→ **The request**
Note each line of the listing that contains the string "ffffff", and copy it.

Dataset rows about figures
:::
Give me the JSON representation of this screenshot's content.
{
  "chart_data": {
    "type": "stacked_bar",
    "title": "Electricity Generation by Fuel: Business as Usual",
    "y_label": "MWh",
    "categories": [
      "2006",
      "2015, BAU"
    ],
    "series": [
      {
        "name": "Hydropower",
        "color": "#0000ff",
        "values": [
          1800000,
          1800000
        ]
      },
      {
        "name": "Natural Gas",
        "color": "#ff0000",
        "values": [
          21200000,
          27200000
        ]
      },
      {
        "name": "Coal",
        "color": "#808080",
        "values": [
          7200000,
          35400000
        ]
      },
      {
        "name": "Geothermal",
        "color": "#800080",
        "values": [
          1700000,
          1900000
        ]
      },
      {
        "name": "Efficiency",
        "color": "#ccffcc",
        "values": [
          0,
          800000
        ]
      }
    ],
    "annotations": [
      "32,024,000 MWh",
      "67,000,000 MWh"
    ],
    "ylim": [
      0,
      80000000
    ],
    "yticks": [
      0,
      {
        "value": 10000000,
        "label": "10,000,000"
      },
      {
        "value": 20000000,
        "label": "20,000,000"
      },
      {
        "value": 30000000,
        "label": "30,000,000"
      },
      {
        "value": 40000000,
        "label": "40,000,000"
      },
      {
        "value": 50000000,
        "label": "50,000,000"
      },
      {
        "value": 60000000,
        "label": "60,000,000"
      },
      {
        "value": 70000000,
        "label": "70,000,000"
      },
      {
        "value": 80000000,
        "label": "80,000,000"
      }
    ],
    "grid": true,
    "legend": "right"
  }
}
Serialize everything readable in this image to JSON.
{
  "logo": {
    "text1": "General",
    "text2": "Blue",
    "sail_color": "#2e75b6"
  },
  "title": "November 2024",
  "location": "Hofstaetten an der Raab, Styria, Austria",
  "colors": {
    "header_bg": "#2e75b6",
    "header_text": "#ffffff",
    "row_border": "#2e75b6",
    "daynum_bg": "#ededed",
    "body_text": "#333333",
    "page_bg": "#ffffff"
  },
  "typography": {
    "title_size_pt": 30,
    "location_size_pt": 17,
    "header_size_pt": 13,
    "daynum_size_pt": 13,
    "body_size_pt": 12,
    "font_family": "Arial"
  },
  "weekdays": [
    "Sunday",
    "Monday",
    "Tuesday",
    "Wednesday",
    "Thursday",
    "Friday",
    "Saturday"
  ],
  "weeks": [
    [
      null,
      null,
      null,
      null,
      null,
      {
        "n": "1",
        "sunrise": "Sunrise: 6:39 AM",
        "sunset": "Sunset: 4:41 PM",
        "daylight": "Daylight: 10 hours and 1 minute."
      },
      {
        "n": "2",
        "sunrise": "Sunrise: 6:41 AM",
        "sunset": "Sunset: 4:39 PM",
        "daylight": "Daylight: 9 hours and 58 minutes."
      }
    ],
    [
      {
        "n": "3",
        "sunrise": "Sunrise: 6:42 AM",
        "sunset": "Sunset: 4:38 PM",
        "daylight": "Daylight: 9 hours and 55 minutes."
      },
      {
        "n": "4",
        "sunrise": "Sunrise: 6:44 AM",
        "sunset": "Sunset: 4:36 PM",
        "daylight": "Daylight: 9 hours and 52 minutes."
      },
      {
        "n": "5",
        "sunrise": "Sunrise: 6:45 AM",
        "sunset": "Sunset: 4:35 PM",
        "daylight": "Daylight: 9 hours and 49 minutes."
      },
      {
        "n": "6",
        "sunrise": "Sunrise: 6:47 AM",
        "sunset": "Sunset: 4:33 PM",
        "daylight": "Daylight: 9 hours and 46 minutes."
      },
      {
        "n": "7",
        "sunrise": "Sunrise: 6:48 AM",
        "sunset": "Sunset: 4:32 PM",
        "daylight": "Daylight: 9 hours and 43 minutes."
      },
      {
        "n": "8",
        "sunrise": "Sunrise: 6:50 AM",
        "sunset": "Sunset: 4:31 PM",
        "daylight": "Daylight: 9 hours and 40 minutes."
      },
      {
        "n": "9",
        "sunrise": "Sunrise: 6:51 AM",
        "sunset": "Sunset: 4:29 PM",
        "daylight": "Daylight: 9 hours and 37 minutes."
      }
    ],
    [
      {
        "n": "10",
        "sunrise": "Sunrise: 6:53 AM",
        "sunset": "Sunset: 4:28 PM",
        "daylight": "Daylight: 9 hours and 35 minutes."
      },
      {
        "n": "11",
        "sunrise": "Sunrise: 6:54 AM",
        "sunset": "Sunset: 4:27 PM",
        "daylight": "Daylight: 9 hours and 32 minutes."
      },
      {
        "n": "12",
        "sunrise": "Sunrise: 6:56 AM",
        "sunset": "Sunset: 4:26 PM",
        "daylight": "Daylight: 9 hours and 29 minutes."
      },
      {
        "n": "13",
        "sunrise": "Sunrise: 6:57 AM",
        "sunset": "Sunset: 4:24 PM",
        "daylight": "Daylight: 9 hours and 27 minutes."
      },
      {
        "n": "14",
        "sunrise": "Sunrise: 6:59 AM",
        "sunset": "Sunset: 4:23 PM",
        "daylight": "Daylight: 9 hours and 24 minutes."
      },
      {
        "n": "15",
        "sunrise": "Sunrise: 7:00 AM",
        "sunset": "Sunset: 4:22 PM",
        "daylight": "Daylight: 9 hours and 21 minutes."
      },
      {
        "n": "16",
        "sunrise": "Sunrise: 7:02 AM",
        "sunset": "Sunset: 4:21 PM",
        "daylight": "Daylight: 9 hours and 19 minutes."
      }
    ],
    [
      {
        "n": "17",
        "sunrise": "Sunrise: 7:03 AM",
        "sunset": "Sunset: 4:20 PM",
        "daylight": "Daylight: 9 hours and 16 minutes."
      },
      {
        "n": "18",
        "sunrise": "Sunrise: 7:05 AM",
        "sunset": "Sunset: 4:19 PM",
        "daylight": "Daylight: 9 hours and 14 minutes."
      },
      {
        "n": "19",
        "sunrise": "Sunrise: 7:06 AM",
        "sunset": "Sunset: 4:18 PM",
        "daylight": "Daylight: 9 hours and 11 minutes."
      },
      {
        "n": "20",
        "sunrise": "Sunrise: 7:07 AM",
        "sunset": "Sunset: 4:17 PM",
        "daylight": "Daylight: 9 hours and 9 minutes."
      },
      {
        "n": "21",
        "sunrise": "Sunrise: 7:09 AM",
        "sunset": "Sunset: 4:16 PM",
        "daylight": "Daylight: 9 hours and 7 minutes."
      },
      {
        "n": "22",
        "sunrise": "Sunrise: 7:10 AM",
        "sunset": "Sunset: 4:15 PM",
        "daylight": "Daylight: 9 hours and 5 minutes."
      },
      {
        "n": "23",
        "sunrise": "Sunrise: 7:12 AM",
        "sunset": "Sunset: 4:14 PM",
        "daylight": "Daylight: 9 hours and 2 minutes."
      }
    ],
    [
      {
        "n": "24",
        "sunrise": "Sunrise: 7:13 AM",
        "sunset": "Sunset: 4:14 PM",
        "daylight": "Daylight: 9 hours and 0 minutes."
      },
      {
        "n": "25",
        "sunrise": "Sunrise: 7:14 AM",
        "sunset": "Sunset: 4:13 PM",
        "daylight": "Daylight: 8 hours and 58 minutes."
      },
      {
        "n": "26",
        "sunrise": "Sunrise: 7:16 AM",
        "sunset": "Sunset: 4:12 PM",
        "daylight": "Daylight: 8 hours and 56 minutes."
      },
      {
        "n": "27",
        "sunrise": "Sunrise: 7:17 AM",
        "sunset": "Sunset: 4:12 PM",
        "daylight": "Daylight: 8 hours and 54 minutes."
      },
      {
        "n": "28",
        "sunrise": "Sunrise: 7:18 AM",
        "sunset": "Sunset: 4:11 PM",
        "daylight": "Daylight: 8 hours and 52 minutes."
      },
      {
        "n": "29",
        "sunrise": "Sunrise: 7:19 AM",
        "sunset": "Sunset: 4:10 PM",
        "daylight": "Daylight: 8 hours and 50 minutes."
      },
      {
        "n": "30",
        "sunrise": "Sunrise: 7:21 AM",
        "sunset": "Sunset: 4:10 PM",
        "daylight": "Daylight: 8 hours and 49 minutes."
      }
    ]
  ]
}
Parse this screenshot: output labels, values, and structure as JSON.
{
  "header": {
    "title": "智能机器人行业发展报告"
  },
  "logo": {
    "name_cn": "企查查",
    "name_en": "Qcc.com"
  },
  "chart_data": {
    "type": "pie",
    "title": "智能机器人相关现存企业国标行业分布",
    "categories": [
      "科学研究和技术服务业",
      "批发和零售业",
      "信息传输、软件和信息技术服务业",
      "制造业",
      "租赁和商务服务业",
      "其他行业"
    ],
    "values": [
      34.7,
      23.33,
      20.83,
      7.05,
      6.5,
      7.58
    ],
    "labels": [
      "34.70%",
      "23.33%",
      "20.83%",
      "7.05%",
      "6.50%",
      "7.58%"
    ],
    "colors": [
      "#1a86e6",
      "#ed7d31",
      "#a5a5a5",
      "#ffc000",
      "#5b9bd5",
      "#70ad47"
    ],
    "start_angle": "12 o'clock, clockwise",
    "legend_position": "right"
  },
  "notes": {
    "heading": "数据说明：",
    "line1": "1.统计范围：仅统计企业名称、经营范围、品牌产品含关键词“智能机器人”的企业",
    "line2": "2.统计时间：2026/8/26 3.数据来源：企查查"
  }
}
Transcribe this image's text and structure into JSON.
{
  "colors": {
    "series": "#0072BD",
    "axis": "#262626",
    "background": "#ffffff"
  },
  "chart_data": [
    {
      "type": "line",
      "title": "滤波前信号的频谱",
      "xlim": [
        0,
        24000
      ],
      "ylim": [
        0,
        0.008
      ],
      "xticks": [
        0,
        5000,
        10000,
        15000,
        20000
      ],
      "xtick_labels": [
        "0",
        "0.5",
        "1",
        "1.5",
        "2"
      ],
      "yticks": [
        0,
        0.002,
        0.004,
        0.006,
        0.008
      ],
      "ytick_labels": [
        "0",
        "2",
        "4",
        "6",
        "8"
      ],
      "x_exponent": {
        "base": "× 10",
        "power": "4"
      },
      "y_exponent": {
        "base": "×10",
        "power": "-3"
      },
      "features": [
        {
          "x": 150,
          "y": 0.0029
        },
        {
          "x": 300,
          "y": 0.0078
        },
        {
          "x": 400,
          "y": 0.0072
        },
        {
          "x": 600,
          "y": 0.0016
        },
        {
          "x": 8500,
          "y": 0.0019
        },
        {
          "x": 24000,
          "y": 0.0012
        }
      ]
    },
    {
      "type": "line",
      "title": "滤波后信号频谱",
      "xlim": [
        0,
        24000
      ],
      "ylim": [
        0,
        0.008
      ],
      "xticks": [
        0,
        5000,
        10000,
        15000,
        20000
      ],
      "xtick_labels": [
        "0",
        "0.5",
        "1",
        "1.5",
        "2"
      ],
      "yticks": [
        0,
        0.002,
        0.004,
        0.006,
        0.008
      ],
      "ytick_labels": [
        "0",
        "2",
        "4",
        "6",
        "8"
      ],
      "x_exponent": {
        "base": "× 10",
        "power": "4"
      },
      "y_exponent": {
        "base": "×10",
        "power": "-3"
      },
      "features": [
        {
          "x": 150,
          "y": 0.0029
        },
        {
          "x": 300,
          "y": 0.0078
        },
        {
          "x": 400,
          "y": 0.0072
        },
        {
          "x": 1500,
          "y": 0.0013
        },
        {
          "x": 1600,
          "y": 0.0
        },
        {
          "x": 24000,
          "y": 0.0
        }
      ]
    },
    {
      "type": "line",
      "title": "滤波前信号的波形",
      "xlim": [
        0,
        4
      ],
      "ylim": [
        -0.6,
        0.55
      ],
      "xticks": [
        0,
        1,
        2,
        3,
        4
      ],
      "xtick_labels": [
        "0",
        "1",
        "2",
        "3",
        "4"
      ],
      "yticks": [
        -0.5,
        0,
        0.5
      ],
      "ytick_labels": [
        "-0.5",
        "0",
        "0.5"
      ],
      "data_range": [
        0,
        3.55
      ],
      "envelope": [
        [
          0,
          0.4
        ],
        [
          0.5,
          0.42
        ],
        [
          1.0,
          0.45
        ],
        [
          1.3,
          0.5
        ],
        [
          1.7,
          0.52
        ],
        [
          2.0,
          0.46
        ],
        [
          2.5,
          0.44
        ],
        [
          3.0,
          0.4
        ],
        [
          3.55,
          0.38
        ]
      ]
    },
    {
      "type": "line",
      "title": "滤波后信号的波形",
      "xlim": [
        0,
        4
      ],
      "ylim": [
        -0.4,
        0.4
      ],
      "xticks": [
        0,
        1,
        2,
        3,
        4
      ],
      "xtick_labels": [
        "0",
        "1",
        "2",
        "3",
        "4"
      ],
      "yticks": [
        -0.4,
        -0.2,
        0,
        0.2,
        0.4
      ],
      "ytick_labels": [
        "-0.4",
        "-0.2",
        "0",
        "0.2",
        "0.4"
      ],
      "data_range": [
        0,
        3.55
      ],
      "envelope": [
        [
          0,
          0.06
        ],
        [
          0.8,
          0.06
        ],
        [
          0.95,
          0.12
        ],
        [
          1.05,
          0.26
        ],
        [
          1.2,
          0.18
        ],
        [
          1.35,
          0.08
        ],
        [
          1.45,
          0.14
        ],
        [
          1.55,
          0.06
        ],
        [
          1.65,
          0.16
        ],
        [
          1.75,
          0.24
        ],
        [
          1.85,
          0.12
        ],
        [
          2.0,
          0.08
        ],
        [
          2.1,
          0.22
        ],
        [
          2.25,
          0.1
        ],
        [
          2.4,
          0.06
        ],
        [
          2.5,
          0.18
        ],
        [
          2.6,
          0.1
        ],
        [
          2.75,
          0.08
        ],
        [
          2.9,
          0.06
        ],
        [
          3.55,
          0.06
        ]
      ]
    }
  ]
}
:::
→ **Full response**
    "header_text": "#ffffff",
    "page_bg": "#ffffff"
    "background": "#ffffff"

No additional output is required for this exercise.